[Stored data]

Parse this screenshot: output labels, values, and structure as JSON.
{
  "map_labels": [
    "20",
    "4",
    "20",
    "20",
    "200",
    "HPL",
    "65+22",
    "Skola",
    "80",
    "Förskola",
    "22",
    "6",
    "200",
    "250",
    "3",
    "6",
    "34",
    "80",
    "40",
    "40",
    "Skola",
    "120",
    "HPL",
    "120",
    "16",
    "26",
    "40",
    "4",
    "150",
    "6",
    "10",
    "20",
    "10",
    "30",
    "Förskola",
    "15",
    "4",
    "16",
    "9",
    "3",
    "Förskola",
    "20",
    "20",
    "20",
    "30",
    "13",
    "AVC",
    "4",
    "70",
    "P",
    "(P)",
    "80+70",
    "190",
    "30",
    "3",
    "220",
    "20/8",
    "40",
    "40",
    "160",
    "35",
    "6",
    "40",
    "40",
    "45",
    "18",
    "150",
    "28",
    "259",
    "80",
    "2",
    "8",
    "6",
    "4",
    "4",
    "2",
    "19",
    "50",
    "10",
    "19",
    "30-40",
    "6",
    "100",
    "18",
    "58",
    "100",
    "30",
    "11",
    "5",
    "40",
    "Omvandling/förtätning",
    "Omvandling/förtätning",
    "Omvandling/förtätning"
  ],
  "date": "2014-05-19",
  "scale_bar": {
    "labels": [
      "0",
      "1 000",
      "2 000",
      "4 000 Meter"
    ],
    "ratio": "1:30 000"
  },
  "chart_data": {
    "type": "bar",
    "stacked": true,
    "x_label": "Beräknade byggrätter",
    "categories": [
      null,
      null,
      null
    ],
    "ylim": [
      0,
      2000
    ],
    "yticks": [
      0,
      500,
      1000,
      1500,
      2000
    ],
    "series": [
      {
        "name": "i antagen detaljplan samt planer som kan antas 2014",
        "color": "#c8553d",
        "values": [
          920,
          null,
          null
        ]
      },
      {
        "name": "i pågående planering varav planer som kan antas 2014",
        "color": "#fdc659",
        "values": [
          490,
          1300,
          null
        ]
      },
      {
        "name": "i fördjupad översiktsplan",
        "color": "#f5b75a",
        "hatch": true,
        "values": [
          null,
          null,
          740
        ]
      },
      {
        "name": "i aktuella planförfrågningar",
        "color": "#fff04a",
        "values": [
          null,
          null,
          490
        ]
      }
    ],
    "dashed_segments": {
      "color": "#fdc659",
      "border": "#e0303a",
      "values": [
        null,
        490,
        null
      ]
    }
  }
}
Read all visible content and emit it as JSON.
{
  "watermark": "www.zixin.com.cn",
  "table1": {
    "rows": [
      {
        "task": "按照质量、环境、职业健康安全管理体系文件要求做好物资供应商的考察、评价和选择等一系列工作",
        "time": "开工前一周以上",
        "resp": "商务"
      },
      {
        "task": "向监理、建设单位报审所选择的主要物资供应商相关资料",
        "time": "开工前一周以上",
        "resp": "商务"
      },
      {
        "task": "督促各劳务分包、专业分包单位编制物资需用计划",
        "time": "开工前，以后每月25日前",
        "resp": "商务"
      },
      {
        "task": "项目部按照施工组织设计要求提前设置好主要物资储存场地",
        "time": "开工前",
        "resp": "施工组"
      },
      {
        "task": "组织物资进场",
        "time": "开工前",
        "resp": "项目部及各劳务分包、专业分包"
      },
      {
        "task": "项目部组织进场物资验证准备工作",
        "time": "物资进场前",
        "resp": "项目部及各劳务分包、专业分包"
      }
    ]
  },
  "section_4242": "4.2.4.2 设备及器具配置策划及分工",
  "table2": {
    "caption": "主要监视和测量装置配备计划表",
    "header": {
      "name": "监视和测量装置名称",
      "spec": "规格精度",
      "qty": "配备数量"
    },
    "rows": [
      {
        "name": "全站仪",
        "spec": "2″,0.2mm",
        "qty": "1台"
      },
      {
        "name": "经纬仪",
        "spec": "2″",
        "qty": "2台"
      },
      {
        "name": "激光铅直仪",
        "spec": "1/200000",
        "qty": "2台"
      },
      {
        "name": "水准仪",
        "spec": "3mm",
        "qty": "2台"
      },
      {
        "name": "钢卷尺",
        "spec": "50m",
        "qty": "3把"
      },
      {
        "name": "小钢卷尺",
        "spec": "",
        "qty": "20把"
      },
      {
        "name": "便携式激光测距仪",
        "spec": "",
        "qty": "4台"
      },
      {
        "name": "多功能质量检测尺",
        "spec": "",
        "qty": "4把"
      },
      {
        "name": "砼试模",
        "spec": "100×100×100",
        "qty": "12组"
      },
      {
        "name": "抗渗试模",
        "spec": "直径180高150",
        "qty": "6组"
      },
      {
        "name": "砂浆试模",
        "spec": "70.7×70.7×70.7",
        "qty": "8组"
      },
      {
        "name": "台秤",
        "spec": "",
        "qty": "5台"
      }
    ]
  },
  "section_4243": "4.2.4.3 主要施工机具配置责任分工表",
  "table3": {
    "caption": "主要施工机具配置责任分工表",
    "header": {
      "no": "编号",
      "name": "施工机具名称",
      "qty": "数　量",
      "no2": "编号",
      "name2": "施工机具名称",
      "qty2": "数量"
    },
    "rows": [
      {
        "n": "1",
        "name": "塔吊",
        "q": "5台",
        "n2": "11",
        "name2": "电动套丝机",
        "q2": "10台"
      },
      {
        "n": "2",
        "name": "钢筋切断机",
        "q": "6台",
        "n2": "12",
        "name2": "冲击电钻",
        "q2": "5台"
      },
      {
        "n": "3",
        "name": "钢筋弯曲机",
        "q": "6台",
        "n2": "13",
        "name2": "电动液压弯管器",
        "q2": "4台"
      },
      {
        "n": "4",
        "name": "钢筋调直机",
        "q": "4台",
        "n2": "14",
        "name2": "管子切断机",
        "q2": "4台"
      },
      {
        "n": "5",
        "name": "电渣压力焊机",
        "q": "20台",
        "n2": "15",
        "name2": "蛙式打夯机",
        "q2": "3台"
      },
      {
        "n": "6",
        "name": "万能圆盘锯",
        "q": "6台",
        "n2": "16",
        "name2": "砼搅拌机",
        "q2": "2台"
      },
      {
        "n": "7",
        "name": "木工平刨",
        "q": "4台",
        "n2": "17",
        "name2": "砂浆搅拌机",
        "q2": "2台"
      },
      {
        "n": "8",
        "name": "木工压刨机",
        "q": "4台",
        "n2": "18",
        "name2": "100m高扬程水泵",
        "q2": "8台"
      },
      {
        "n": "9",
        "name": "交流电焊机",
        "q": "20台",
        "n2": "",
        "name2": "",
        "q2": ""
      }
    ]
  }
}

YOUR GOAL ▸ Without changing a word, restate the whole listing.

ANSWER TO THE TASK ▸
Parse this screenshot: output labels, values, and structure as JSON.
{
  "map_labels": [
    "20",
    "4",
    "20",
    "20",
    "200",
    "HPL",
    "65+22",
    "Skola",
    "80",
    "Förskola",
    "22",
    "6",
    "200",
    "250",
    "3",
    "6",
    "34",
    "80",
    "40",
    "40",
    "Skola",
    "120",
    "HPL",
    "120",
    "16",
    "26",
    "40",
    "4",
    "150",
    "6",
    "10",
    "20",
    "10",
    "30",
    "Förskola",
    "15",
    "4",
    "16",
    "9",
    "3",
    "Förskola",
    "20",
    "20",
    "20",
    "30",
    "13",
    "AVC",
    "4",
    "70",
    "P",
    "(P)",
    "80+70",
    "190",
    "30",
    "3",
    "220",
    "20/8",
    "40",
    "40",
    "160",
    "35",
    "6",
    "40",
    "40",
    "45",
    "18",
    "150",
    "28",
    "259",
    "80",
    "2",
    "8",
    "6",
    "4",
    "4",
    "2",
    "19",
    "50",
    "10",
    "19",
    "30-40",
    "6",
    "100",
    "18",
    "58",
    "100",
    "30",
    "11",
    "5",
    "40",
    "Omvandling/förtätning",
    "Omvandling/förtätning",
    "Omvandling/förtätning"
  ],
  "date": "2014-05-19",
  "scale_bar": {
    "labels": [
      "0",
      "1 000",
      "2 000",
      "4 000 Meter"
    ],
    "ratio": "1:30 000"
  },
  "chart_data": {
    "type": "bar",
    "stacked": true,
    "x_label": "Beräknade byggrätter",
    "categories": [
      null,
      null,
      null
    ],
    "ylim": [
      0,
      2000
    ],
    "yticks": [
      0,
      500,
      1000,
      1500,
      2000
    ],
    "series": [
      {
        "name": "i antagen detaljplan samt planer som kan antas 2014",
        "color": "#c8553d",
        "values": [
          920,
          null,
          null
        ]
      },
      {
        "name": "i pågående planering varav planer som kan antas 2014",
        "color": "#fdc659",
        "values": [
          490,
          1300,
          null
        ]
      },
      {
        "name": "i fördjupad översiktsplan",
        "color": "#f5b75a",
        "hatch": true,
        "values": [
          null,
          null,
          740
        ]
      },
      {
        "name": "i aktuella planförfrågningar",
        "color": "#fff04a",
        "values": [
          null,
          null,
          490
        ]
      }
    ],
    "dashed_segments": {
      "color": "#fdc659",
      "border": "#e0303a",
      "values": [
        null,
        490,
        null
      ]
    }
  }
}
Read all visible content and emit it as JSON.
{
  "watermark": "www.zixin.com.cn",
  "table1": {
    "rows": [
      {
        "task": "按照质量、环境、职业健康安全管理体系文件要求做好物资供应商的考察、评价和选择等一系列工作",
        "time": "开工前一周以上",
        "resp": "商务"
      },
      {
        "task": "向监理、建设单位报审所选择的主要物资供应商相关资料",
        "time": "开工前一周以上",
        "resp": "商务"
      },
      {
        "task": "督促各劳务分包、专业分包单位编制物资需用计划",
        "time": "开工前，以后每月25日前",
        "resp": "商务"
      },
      {
        "task": "项目部按照施工组织设计要求提前设置好主要物资储存场地",
        "time": "开工前",
        "resp": "施工组"
      },
      {
        "task": "组织物资进场",
        "time": "开工前",
        "resp": "项目部及各劳务分包、专业分包"
      },
      {
        "task": "项目部组织进场物资验证准备工作",
        "time": "物资进场前",
        "resp": "项目部及各劳务分包、专业分包"
      }
    ]
  },
  "section_4242": "4.2.4.2 设备及器具配置策划及分工",
  "table2": {
    "caption": "主要监视和测量装置配备计划表",
    "header": {
      "name": "监视和测量装置名称",
      "spec": "规格精度",
      "qty": "配备数量"
    },
    "rows": [
      {
        "name": "全站仪",
        "spec": "2″,0.2mm",
        "qty": "1台"
      },
      {
        "name": "经纬仪",
        "spec": "2″",
        "qty": "2台"
      },
      {
        "name": "激光铅直仪",
        "spec": "1/200000",
        "qty": "2台"
      },
      {
        "name": "水准仪",
        "spec": "3mm",
        "qty": "2台"
      },
      {
        "name": "钢卷尺",
        "spec": "50m",
        "qty": "3把"
      },
      {
        "name": "小钢卷尺",
        "spec": "",
        "qty": "20把"
      },
      {
        "name": "便携式激光测距仪",
        "spec": "",
        "qty": "4台"
      },
      {
        "name": "多功能质量检测尺",
        "spec": "",
        "qty": "4把"
      },
      {
        "name": "砼试模",
        "spec": "100×100×100",
        "qty": "12组"
      },
      {
        "name": "抗渗试模",
        "spec": "直径180高150",
        "qty": "6组"
      },
      {
        "name": "砂浆试模",
        "spec": "70.7×70.7×70.7",
        "qty": "8组"
      },
      {
        "name": "台秤",
        "spec": "",
        "qty": "5台"
      }
    ]
  },
  "section_4243": "4.2.4.3 主要施工机具配置责任分工表",
  "table3": {
    "caption": "主要施工机具配置责任分工表",
    "header": {
      "no": "编号",
      "name": "施工机具名称",
      "qty": "数　量",
      "no2": "编号",
      "name2": "施工机具名称",
      "qty2": "数量"
    },
    "rows": [
      {
        "n": "1",
        "name": "塔吊",
        "q": "5台",
        "n2": "11",
        "name2": "电动套丝机",
        "q2": "10台"
      },
      {
        "n": "2",
        "name": "钢筋切断机",
        "q": "6台",
        "n2": "12",
        "name2": "冲击电钻",
        "q2": "5台"
      },
      {
        "n": "3",
        "name": "钢筋弯曲机",
        "q": "6台",
        "n2": "13",
        "name2": "电动液压弯管器",
        "q2": "4台"
      },
      {
        "n": "4",
        "name": "钢筋调直机",
        "q": "4台",
        "n2": "14",
        "name2": "管子切断机",
        "q2": "4台"
      },
      {
        "n": "5",
        "name": "电渣压力焊机",
        "q": "20台",
        "n2": "15",
        "name2": "蛙式打夯机",
        "q2": "3台"
      },
      {
        "n": "6",
        "name": "万能圆盘锯",
        "q": "6台",
        "n2": "16",
        "name2": "砼搅拌机",
        "q2": "2台"
      },
      {
        "n": "7",
        "name": "木工平刨",
        "q": "4台",
        "n2": "17",
        "name2": "砂浆搅拌机",
        "q2": "2台"
      },
      {
        "n": "8",
        "name": "木工压刨机",
        "q": "4台",
        "n2": "18",
        "name2": "100m高扬程水泵",
        "q2": "8台"
      },
      {
        "n": "9",
        "name": "交流电焊机",
        "q": "20台",
        "n2": "",
        "name2": "",
        "q2": ""
      }
    ]
  }
}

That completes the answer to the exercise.